■ **DIRECTIONS FOR THIS TASK**
Give the lines of the data from the line with "annotation-label: Agent Directory" up to and including the line with "table-cell-text: 28m:24s <box>226" as a JSON list of strings, one string per line, leaving out any blank lines.

■ **Data listing**

.....

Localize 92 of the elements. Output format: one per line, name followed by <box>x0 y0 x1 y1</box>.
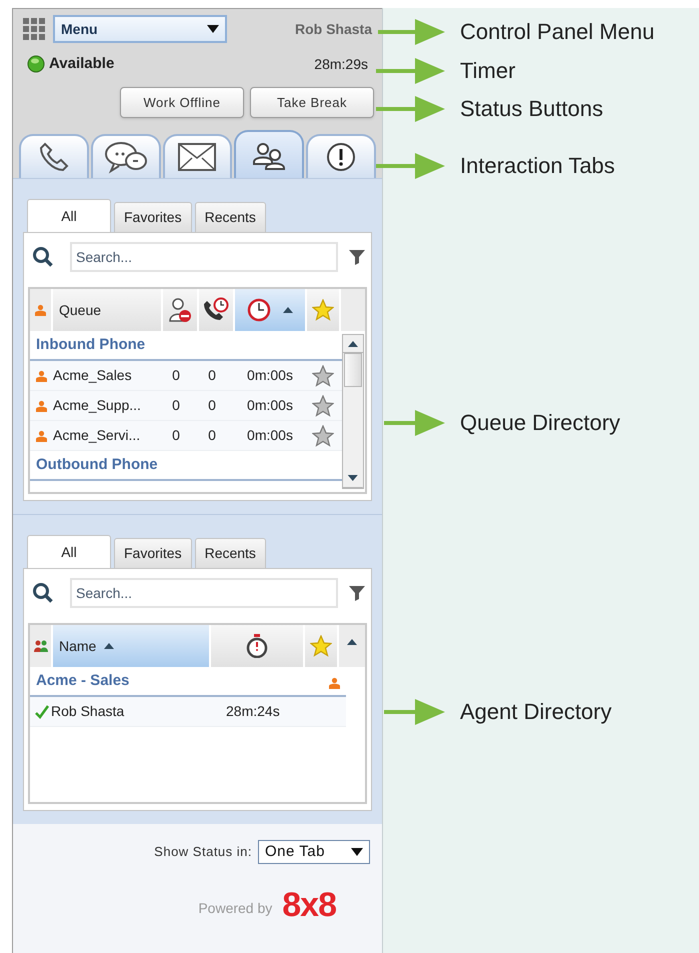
annotation-label: Agent Directory <box>460 701 612 723</box>
person-icon <box>35 304 46 316</box>
column-header[interactable] <box>211 625 305 667</box>
column-header[interactable] <box>199 289 235 331</box>
annotation-label: Control Panel Menu <box>460 21 654 43</box>
status-button[interactable]: Take Break <box>250 87 374 118</box>
directory-tab[interactable]: All <box>27 199 111 232</box>
arrow <box>384 699 445 725</box>
interaction-tab[interactable] <box>90 134 161 178</box>
star-icon <box>312 299 334 321</box>
interaction-tab[interactable] <box>234 130 304 178</box>
group-header: Acme - Sales <box>36 670 130 690</box>
table-cell-text: 0 <box>171 396 181 415</box>
interaction-tab[interactable] <box>306 134 376 178</box>
star-icon <box>310 635 332 657</box>
table-cell-text: 0 <box>171 366 181 385</box>
annotation-label: Status Buttons <box>460 98 604 120</box>
arrow <box>378 19 445 45</box>
scroll-thumb[interactable] <box>344 353 362 387</box>
column-header[interactable] <box>163 289 199 331</box>
user-name: Rob Shasta <box>294 20 372 38</box>
table-cell-text: 28m:24s <box>226 702 280 721</box>
scrollbar[interactable] <box>342 334 364 489</box>
status-button[interactable]: Work Offline <box>120 87 244 118</box>
favorite-star-icon[interactable] <box>312 394 334 416</box>
arrow <box>376 58 445 84</box>
table-cell-text: 0m:00s <box>246 366 294 385</box>
directory-tab[interactable]: Recents <box>194 538 266 568</box>
table-cell-text: 0m:00s <box>246 396 294 415</box>
filter-icon[interactable] <box>348 584 366 602</box>
status-label: Available <box>49 54 114 74</box>
scroll-up-icon <box>347 639 357 645</box>
sort-caret-icon <box>104 643 114 649</box>
menu-dropdown[interactable]: Menu <box>53 15 227 43</box>
column-header <box>341 289 365 331</box>
envelope-icon <box>178 143 216 171</box>
dropdown-arrow-icon <box>351 848 363 856</box>
search-field[interactable]: Search... <box>70 578 338 608</box>
column-header[interactable]: Name <box>53 625 211 667</box>
person-icon <box>36 370 47 382</box>
search-icon[interactable] <box>32 582 54 604</box>
search-icon[interactable] <box>32 246 54 268</box>
table-cell-text: Rob Shasta <box>51 702 126 721</box>
scroll-up-button[interactable] <box>339 625 365 667</box>
alert-icon <box>326 142 356 172</box>
search-field[interactable]: Search... <box>70 242 338 272</box>
table-cell-text: 0 <box>207 426 217 445</box>
table-cell-text: 0 <box>207 366 217 385</box>
people-icon <box>252 140 286 170</box>
brand-logo: 8x8 <box>282 888 336 922</box>
arrow <box>376 96 445 122</box>
dropdown-arrow-icon <box>207 25 219 33</box>
directory-tab[interactable]: Favorites <box>114 202 192 232</box>
arrow <box>376 153 445 179</box>
timer: 28m:29s <box>314 54 368 74</box>
annotation-label: Queue Directory <box>460 412 620 434</box>
stopwatch-icon <box>246 634 268 658</box>
person-icon <box>329 677 340 689</box>
show-status-dropdown[interactable]: One Tab <box>258 840 370 864</box>
group-header: Outbound Phone <box>30 451 342 481</box>
annotation-label: Timer <box>460 60 516 82</box>
table-cell-text: Acme_Supp... <box>53 396 142 415</box>
person-icon <box>36 400 47 412</box>
column-header[interactable]: Queue <box>53 289 163 331</box>
filter-icon[interactable] <box>348 248 366 266</box>
sort-caret-icon <box>283 307 293 313</box>
column-header[interactable] <box>235 289 307 331</box>
annotation-label: Interaction Tabs <box>460 155 615 177</box>
favorite-star-icon[interactable] <box>312 424 334 446</box>
people-icon <box>34 639 48 653</box>
clock-icon <box>247 298 271 322</box>
interaction-tab[interactable] <box>19 134 89 178</box>
phone-clock-icon <box>203 297 229 323</box>
interaction-tab[interactable] <box>162 134 232 178</box>
scroll-up-icon <box>348 340 358 346</box>
grid-icon <box>23 18 45 40</box>
directory-tab[interactable]: All <box>27 535 111 568</box>
table-cell-text: 0m:00s <box>246 426 294 445</box>
person-icon <box>36 430 47 442</box>
show-status-label: Show Status in: <box>154 843 252 862</box>
arrow <box>384 410 445 436</box>
directory-tab[interactable]: Recents <box>194 202 266 232</box>
table-cell-text: Acme_Servi... <box>53 426 142 445</box>
powered-by-label: Powered by <box>198 899 272 918</box>
person-remove-icon <box>168 297 192 323</box>
table-cell-text: 0 <box>171 426 181 445</box>
favorite-star-icon[interactable] <box>312 364 334 386</box>
table-cell-text: 0 <box>207 396 217 415</box>
scroll-down-icon <box>348 476 358 482</box>
directory-tab[interactable]: Favorites <box>114 538 192 568</box>
table-cell-text: Acme_Sales <box>53 366 133 385</box>
chat-icon <box>104 140 148 174</box>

.....

■ **SOLUTION TO THIS TASK**
[
  "annotation-label: Agent Directory <box>460 701 612 723</box>",
  "person-icon <box>35 304 46 316</box>",
  "column-header[interactable] <box>211 625 305 667</box>",
  "column-header[interactable] <box>199 289 235 331</box>",
  "annotation-label: Control Panel Menu <box>460 21 654 43</box>",
  "status-button[interactable]: Take Break <box>250 87 374 118</box>",
  "directory-tab[interactable]: All <box>27 199 111 232</box>",
  "arrow <box>384 699 445 725</box>",
  "interaction-tab[interactable] <box>90 134 161 178</box>",
  "star-icon <box>312 299 334 321</box>",
  "interaction-tab[interactable] <box>234 130 304 178</box>",
  "group-header: Acme - Sales <box>36 670 130 690</box>",
  "table-cell-text: 0 <box>171 396 181 415</box>",
  "interaction-tab[interactable] <box>306 134 376 178</box>",
  "star-icon <box>310 635 332 657</box>",
  "table-cell-text: 0 <box>171 366 181 385</box>",
  "annotation-label: Status Buttons <box>460 98 604 120</box>",
  "arrow <box>378 19 445 45</box>",
  "scroll-thumb[interactable] <box>344 353 362 387</box>",
  "column-header[interactable] <box>163 289 199 331</box>",
  "user-name: Rob Shasta <box>294 20 372 38</box>",
  "table-cell-text: 28m:24s <box>226 702 280 721</box>"
]